> **EXERCISE REQUIREMENTS**
Review the listing and copy each line that holds the word "color".

> **INPUT FOR THIS TASK**
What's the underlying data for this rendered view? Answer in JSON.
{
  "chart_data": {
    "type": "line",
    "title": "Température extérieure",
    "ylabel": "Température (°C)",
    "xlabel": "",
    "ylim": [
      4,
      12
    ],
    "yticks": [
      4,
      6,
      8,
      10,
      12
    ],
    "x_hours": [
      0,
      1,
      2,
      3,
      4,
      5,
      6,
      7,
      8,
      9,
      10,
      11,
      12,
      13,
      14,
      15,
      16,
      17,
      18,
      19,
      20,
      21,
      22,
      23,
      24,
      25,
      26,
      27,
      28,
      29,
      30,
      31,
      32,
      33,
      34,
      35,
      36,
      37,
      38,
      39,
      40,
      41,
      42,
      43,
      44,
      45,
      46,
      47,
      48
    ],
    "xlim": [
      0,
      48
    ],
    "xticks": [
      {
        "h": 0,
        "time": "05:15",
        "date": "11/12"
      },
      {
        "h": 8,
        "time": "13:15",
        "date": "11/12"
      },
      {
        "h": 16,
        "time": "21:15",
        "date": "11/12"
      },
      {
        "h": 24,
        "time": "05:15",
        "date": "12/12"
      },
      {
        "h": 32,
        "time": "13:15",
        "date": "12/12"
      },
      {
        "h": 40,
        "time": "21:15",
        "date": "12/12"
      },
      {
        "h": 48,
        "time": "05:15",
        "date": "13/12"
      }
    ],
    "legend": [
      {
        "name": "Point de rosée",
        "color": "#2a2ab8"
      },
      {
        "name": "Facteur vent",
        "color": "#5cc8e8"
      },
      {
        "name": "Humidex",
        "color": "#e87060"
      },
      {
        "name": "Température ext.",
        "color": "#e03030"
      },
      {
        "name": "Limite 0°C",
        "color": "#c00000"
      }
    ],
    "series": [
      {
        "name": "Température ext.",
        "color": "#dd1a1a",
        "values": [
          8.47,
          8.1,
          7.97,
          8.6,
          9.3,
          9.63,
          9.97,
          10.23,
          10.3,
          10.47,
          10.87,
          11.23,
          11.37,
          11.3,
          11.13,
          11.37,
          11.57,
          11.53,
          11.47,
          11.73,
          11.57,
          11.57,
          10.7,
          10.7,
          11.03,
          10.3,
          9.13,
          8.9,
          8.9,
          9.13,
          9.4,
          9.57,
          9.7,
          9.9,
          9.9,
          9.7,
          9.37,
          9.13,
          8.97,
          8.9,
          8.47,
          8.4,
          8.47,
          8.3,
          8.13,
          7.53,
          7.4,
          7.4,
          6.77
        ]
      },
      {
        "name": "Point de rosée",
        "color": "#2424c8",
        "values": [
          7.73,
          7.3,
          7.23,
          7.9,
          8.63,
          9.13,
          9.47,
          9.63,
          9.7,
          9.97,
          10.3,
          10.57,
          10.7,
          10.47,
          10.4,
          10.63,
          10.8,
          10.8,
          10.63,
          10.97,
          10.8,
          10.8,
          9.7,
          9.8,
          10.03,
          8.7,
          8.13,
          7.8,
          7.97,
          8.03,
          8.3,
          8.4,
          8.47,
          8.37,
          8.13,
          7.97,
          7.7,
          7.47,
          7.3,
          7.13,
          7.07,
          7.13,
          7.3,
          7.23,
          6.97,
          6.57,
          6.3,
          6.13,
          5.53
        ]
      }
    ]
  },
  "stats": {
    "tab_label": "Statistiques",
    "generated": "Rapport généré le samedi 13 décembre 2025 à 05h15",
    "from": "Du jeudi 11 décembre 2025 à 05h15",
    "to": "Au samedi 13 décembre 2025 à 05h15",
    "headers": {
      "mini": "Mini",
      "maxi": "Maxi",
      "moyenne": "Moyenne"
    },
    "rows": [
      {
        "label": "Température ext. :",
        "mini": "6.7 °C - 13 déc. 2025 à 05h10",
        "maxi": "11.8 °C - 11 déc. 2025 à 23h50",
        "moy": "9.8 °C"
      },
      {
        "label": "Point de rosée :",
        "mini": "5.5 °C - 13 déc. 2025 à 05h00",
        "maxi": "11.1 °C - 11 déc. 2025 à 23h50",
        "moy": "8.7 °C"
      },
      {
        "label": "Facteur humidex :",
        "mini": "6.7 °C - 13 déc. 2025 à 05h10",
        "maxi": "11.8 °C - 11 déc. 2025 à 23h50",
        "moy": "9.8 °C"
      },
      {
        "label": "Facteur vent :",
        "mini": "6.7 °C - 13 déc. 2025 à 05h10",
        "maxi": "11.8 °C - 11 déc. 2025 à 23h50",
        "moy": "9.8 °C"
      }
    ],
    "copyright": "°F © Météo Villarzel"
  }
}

> **SOLUTION TO THIS PROBLEM**
        "color": "#2a2ab8"
        "color": "#5cc8e8"
        "color": "#e87060"
        "color": "#e03030"
        "color": "#c00000"
        "color": "#dd1a1a",
        "color": "#2424c8",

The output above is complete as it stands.